## What to produce
Write out the data below in full. Keep it exact.

_ _ _ _ _ _ _

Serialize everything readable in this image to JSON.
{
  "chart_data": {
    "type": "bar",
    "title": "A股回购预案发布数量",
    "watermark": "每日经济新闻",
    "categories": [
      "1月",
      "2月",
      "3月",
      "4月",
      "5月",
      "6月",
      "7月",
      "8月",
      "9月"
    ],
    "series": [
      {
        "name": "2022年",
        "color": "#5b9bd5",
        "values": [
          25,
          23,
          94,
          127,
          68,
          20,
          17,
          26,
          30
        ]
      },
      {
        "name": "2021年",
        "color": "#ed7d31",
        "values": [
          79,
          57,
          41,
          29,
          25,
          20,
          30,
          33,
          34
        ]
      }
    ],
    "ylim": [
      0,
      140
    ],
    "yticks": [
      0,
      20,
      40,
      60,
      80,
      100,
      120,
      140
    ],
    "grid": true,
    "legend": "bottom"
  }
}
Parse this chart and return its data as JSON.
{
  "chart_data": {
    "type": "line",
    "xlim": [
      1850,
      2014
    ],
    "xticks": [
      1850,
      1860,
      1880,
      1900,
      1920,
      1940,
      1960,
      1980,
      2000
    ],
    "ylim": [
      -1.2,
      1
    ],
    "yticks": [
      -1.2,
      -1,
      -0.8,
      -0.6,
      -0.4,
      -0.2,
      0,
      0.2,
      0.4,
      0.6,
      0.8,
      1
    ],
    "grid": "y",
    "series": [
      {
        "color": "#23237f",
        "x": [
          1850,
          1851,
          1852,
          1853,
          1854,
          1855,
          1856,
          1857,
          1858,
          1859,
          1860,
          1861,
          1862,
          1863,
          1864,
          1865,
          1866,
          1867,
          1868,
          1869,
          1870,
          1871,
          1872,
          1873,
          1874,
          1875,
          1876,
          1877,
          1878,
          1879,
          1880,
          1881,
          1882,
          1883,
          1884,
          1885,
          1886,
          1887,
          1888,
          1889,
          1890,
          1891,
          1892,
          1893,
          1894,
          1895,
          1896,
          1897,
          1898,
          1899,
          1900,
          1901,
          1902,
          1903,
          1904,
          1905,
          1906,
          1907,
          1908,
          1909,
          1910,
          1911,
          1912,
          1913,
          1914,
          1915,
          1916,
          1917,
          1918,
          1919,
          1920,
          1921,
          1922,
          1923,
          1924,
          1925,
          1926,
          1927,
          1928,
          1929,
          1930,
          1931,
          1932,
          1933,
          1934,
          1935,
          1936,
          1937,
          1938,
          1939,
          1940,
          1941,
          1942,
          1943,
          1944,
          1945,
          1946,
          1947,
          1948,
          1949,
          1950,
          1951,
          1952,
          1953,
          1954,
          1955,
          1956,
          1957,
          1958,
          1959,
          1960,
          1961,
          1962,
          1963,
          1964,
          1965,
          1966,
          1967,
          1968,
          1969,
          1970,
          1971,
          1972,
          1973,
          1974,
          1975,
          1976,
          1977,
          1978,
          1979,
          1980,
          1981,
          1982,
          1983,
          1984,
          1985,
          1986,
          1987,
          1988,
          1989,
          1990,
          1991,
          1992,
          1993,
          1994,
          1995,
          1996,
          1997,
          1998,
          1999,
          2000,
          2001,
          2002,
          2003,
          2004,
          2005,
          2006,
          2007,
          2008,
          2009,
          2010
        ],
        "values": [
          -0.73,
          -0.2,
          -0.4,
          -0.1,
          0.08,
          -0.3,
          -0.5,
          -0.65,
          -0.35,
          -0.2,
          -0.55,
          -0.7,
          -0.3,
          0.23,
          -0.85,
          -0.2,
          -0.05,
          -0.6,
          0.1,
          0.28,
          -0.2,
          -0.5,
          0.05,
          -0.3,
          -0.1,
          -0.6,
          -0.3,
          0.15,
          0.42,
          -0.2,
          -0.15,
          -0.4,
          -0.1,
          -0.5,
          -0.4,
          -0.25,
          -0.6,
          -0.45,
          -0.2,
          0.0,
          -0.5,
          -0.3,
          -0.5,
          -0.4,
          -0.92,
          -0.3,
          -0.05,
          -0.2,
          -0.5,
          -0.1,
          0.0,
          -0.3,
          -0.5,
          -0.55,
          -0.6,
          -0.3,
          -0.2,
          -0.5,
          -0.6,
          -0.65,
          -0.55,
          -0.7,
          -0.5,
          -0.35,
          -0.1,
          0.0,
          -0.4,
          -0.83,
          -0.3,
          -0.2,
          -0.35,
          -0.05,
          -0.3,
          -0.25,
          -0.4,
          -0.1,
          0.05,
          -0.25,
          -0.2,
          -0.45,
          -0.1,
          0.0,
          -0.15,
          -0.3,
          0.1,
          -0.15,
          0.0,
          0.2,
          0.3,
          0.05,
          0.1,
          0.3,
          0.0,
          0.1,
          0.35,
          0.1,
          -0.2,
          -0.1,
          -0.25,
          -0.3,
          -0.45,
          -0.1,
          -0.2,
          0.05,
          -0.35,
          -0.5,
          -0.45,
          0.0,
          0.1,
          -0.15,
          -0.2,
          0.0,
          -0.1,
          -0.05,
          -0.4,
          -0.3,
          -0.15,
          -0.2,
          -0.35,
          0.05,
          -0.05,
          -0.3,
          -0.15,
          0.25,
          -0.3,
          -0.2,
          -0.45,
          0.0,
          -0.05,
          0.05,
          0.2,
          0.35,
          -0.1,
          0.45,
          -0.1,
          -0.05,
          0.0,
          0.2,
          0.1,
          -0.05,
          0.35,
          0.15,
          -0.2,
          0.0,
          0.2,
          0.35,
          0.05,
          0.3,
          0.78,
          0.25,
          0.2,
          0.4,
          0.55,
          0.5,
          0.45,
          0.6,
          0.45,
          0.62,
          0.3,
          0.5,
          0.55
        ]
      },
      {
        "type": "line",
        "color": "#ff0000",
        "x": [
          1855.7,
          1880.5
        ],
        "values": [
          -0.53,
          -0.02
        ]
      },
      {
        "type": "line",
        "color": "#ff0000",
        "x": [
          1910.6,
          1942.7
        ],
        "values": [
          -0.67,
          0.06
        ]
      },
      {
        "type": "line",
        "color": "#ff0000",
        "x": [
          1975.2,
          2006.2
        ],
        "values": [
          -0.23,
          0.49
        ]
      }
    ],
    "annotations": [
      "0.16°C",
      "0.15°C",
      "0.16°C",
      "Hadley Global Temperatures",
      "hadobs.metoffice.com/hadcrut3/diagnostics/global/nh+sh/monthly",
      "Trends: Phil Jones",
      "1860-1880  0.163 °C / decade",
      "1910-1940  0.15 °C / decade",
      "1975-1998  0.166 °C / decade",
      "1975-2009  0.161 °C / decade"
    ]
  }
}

_ _ _ _ _ _ _

## Solution for this exercise
Serialize everything readable in this image to JSON.
{
  "chart_data": {
    "type": "bar",
    "title": "A股回购预案发布数量",
    "watermark": "每日经济新闻",
    "categories": [
      "1月",
      "2月",
      "3月",
      "4月",
      "5月",
      "6月",
      "7月",
      "8月",
      "9月"
    ],
    "series": [
      {
        "name": "2022年",
        "color": "#5b9bd5",
        "values": [
          25,
          23,
          94,
          127,
          68,
          20,
          17,
          26,
          30
        ]
      },
      {
        "name": "2021年",
        "color": "#ed7d31",
        "values": [
          79,
          57,
          41,
          29,
          25,
          20,
          30,
          33,
          34
        ]
      }
    ],
    "ylim": [
      0,
      140
    ],
    "yticks": [
      0,
      20,
      40,
      60,
      80,
      100,
      120,
      140
    ],
    "grid": true,
    "legend": "bottom"
  }
}
Parse this chart and return its data as JSON.
{
  "chart_data": {
    "type": "line",
    "xlim": [
      1850,
      2014
    ],
    "xticks": [
      1850,
      1860,
      1880,
      1900,
      1920,
      1940,
      1960,
      1980,
      2000
    ],
    "ylim": [
      -1.2,
      1
    ],
    "yticks": [
      -1.2,
      -1,
      -0.8,
      -0.6,
      -0.4,
      -0.2,
      0,
      0.2,
      0.4,
      0.6,
      0.8,
      1
    ],
    "grid": "y",
    "series": [
      {
        "color": "#23237f",
        "x": [
          1850,
          1851,
          1852,
          1853,
          1854,
          1855,
          1856,
          1857,
          1858,
          1859,
          1860,
          1861,
          1862,
          1863,
          1864,
          1865,
          1866,
          1867,
          1868,
          1869,
          1870,
          1871,
          1872,
          1873,
          1874,
          1875,
          1876,
          1877,
          1878,
          1879,
          1880,
          1881,
          1882,
          1883,
          1884,
          1885,
          1886,
          1887,
          1888,
          1889,
          1890,
          1891,
          1892,
          1893,
          1894,
          1895,
          1896,
          1897,
          1898,
          1899,
          1900,
          1901,
          1902,
          1903,
          1904,
          1905,
          1906,
          1907,
          1908,
          1909,
          1910,
          1911,
          1912,
          1913,
          1914,
          1915,
          1916,
          1917,
          1918,
          1919,
          1920,
          1921,
          1922,
          1923,
          1924,
          1925,
          1926,
          1927,
          1928,
          1929,
          1930,
          1931,
          1932,
          1933,
          1934,
          1935,
          1936,
          1937,
          1938,
          1939,
          1940,
          1941,
          1942,
          1943,
          1944,
          1945,
          1946,
          1947,
          1948,
          1949,
          1950,
          1951,
          1952,
          1953,
          1954,
          1955,
          1956,
          1957,
          1958,
          1959,
          1960,
          1961,
          1962,
          1963,
          1964,
          1965,
          1966,
          1967,
          1968,
          1969,
          1970,
          1971,
          1972,
          1973,
          1974,
          1975,
          1976,
          1977,
          1978,
          1979,
          1980,
          1981,
          1982,
          1983,
          1984,
          1985,
          1986,
          1987,
          1988,
          1989,
          1990,
          1991,
          1992,
          1993,
          1994,
          1995,
          1996,
          1997,
          1998,
          1999,
          2000,
          2001,
          2002,
          2003,
          2004,
          2005,
          2006,
          2007,
          2008,
          2009,
          2010
        ],
        "values": [
          -0.73,
          -0.2,
          -0.4,
          -0.1,
          0.08,
          -0.3,
          -0.5,
          -0.65,
          -0.35,
          -0.2,
          -0.55,
          -0.7,
          -0.3,
          0.23,
          -0.85,
          -0.2,
          -0.05,
          -0.6,
          0.1,
          0.28,
          -0.2,
          -0.5,
          0.05,
          -0.3,
          -0.1,
          -0.6,
          -0.3,
          0.15,
          0.42,
          -0.2,
          -0.15,
          -0.4,
          -0.1,
          -0.5,
          -0.4,
          -0.25,
          -0.6,
          -0.45,
          -0.2,
          0.0,
          -0.5,
          -0.3,
          -0.5,
          -0.4,
          -0.92,
          -0.3,
          -0.05,
          -0.2,
          -0.5,
          -0.1,
          0.0,
          -0.3,
          -0.5,
          -0.55,
          -0.6,
          -0.3,
          -0.2,
          -0.5,
          -0.6,
          -0.65,
          -0.55,
          -0.7,
          -0.5,
          -0.35,
          -0.1,
          0.0,
          -0.4,
          -0.83,
          -0.3,
          -0.2,
          -0.35,
          -0.05,
          -0.3,
          -0.25,
          -0.4,
          -0.1,
          0.05,
          -0.25,
          -0.2,
          -0.45,
          -0.1,
          0.0,
          -0.15,
          -0.3,
          0.1,
          -0.15,
          0.0,
          0.2,
          0.3,
          0.05,
          0.1,
          0.3,
          0.0,
          0.1,
          0.35,
          0.1,
          -0.2,
          -0.1,
          -0.25,
          -0.3,
          -0.45,
          -0.1,
          -0.2,
          0.05,
          -0.35,
          -0.5,
          -0.45,
          0.0,
          0.1,
          -0.15,
          -0.2,
          0.0,
          -0.1,
          -0.05,
          -0.4,
          -0.3,
          -0.15,
          -0.2,
          -0.35,
          0.05,
          -0.05,
          -0.3,
          -0.15,
          0.25,
          -0.3,
          -0.2,
          -0.45,
          0.0,
          -0.05,
          0.05,
          0.2,
          0.35,
          -0.1,
          0.45,
          -0.1,
          -0.05,
          0.0,
          0.2,
          0.1,
          -0.05,
          0.35,
          0.15,
          -0.2,
          0.0,
          0.2,
          0.35,
          0.05,
          0.3,
          0.78,
          0.25,
          0.2,
          0.4,
          0.55,
          0.5,
          0.45,
          0.6,
          0.45,
          0.62,
          0.3,
          0.5,
          0.55
        ]
      },
      {
        "type": "line",
        "color": "#ff0000",
        "x": [
          1855.7,
          1880.5
        ],
        "values": [
          -0.53,
          -0.02
        ]
      },
      {
        "type": "line",
        "color": "#ff0000",
        "x": [
          1910.6,
          1942.7
        ],
        "values": [
          -0.67,
          0.06
        ]
      },
      {
        "type": "line",
        "color": "#ff0000",
        "x": [
          1975.2,
          2006.2
        ],
        "values": [
          -0.23,
          0.49
        ]
      }
    ],
    "annotations": [
      "0.16°C",
      "0.15°C",
      "0.16°C",
      "Hadley Global Temperatures",
      "hadobs.metoffice.com/hadcrut3/diagnostics/global/nh+sh/monthly",
      "Trends: Phil Jones",
      "1860-1880  0.163 °C / decade",
      "1910-1940  0.15 °C / decade",
      "1975-1998  0.166 °C / decade",
      "1975-2009  0.161 °C / decade"
    ]
  }
}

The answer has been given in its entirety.